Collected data
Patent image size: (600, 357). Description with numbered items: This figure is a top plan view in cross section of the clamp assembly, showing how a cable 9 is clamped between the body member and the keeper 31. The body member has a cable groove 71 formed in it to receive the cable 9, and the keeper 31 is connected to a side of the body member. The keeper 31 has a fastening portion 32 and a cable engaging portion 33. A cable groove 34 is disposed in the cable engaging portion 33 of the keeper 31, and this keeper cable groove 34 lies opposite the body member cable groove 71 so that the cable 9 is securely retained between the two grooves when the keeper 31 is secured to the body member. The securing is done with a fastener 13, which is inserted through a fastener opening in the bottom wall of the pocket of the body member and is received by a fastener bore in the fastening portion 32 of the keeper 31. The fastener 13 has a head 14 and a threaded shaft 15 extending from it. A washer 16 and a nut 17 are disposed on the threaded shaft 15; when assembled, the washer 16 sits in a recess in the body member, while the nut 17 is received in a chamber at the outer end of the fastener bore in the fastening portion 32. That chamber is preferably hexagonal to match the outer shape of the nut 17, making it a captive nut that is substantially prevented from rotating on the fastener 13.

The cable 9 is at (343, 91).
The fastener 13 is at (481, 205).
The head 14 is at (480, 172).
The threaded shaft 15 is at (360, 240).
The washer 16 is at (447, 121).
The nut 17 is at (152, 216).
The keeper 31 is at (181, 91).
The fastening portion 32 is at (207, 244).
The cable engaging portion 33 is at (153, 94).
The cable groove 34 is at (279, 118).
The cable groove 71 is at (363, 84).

(Problem to work on): Arrange the material above as a two-column CSV with the columns "prompt" and "reply" and one row per entry. Put each entry's text and its answer in a single quoted field each, with line breaks replaced by spaces.

(Written answer):
prompt,reply
"Patent image size: (600, 357). Description with numbered items: This figure is a top plan view in cross section of the clamp assembly, showing how a cable 9 is clamped between the body member and the keeper 31. The body member has a cable groove 71 formed in it to receive the cable 9, and the keeper 31 is connected to a side of the body member. The keeper 31 has a fastening portion 32 and a cable engaging portion 33. A cable groove 34 is disposed in the cable engaging portion 33 of the keeper 31, and this keeper cable groove 34 lies opposite the body member cable groove 71 so that the cable 9 is securely retained between the two grooves when the keeper 31 is secured to the body member. The securing is done with a fastener 13, which is inserted through a fastener opening in the bottom wall of the pocket of the body member and is received by a fastener bore in the fastening portion 32 of the keeper 31. The fastener 13 has a head 14 and a threaded shaft 15 extending from it. A washer 16 and a nut 17 are disposed on the threaded shaft 15; when assembled, the washer 16 sits in a recess in the body member, while the nut 17 is received in a chamber at the outer end of the fastener bore in the fastening portion 32. That chamber is preferably hexagonal to match the outer shape of the nut 17, making it a captive nut that is substantially prevented from rotating on the fastener 13.","The cable 9 is at (343, 91). The fastener 13 is at (481, 205). The head 14 is at (480, 172). The threaded shaft 15 is at (360, 240). The washer 16 is at (447, 121). The nut 17 is at (152, 216). The keeper 31 is at (181, 91). The fastening portion 32 is at (207, 244). The cable engaging portion 33 is at (153, 94). The cable groove 34 is at (279, 118). The cable groove 71 is at (363, 84)."